### STATED EXERCISE
Tell me how many lines hold "motion", please, using only the number.

=-=-=-=-=

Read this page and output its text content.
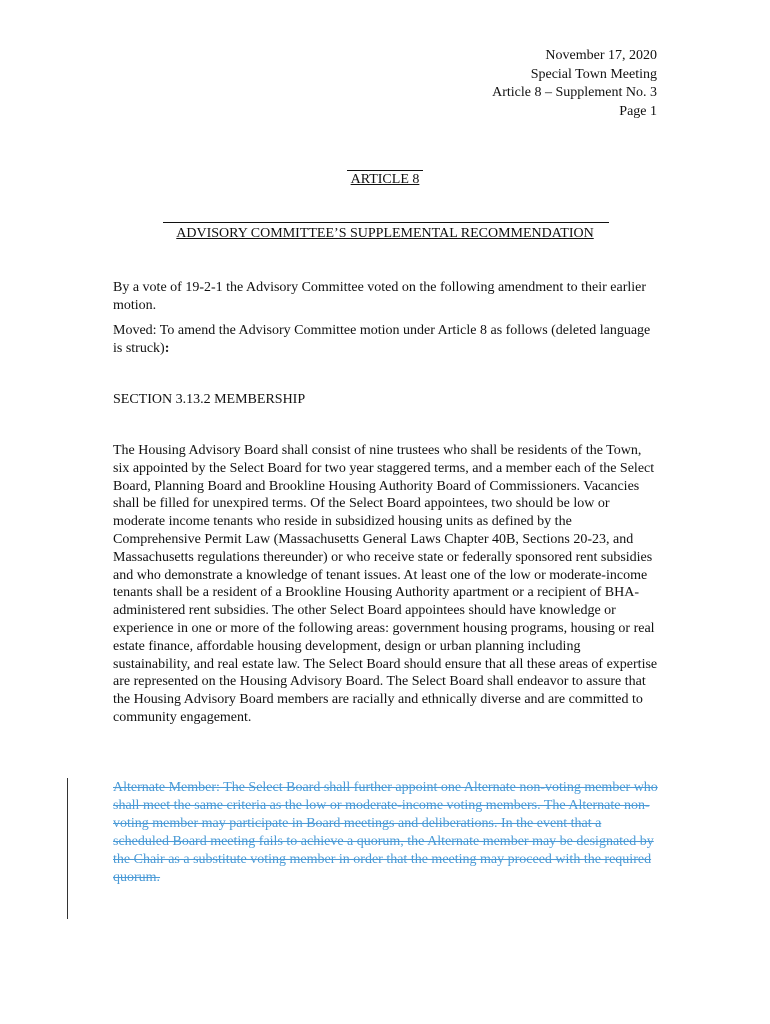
November 17, 2020
Special Town Meeting
Article 8 – Supplement No. 3
Page 1
ARTICLE 8
ADVISORY COMMITTEE’S SUPPLEMENTAL RECOMMENDATION
By a vote of 19-2-1 the Advisory Committee voted on the following amendment to their earlier motion.
Moved: To amend the Advisory Committee motion under Article 8 as follows (deleted language is struck):
SECTION 3.13.2 MEMBERSHIP
The Housing Advisory Board shall consist of nine trustees who shall be residents of the Town, six appointed by the Select Board for two year staggered terms, and a member each of the Select Board, Planning Board and Brookline Housing Authority Board of Commissioners. Vacancies shall be filled for unexpired terms. Of the Select Board appointees, two should be low or moderate income tenants who reside in subsidized housing units as defined by the Comprehensive Permit Law (Massachusetts General Laws Chapter 40B, Sections 20-23, and Massachusetts regulations thereunder) or who receive state or federally sponsored rent subsidies and who demonstrate a knowledge of tenant issues. At least one of the low or moderate-income tenants shall be a resident of a Brookline Housing Authority apartment or a recipient of BHA-administered rent subsidies. The other Select Board appointees should have knowledge or experience in one or more of the following areas: government housing programs, housing or real estate finance, affordable housing development, design or urban planning including sustainability, and real estate law. The Select Board should ensure that all these areas of expertise are represented on the Housing Advisory Board. The Select Board shall endeavor to assure that the Housing Advisory Board members are racially and ethnically diverse and are committed to community engagement.
Alternate Member: The Select Board shall further appoint one Alternate non-voting member who shall meet the same criteria as the low or moderate-income voting members. The Alternate non-voting member may participate in Board meetings and deliberations. In the event that a scheduled Board meeting fails to achieve a quorum, the Alternate member may be designated by the Chair as a substitute voting member in order that the meeting may proceed with the required quorum.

=-=-=-=-=

### FINISHED ANSWER
2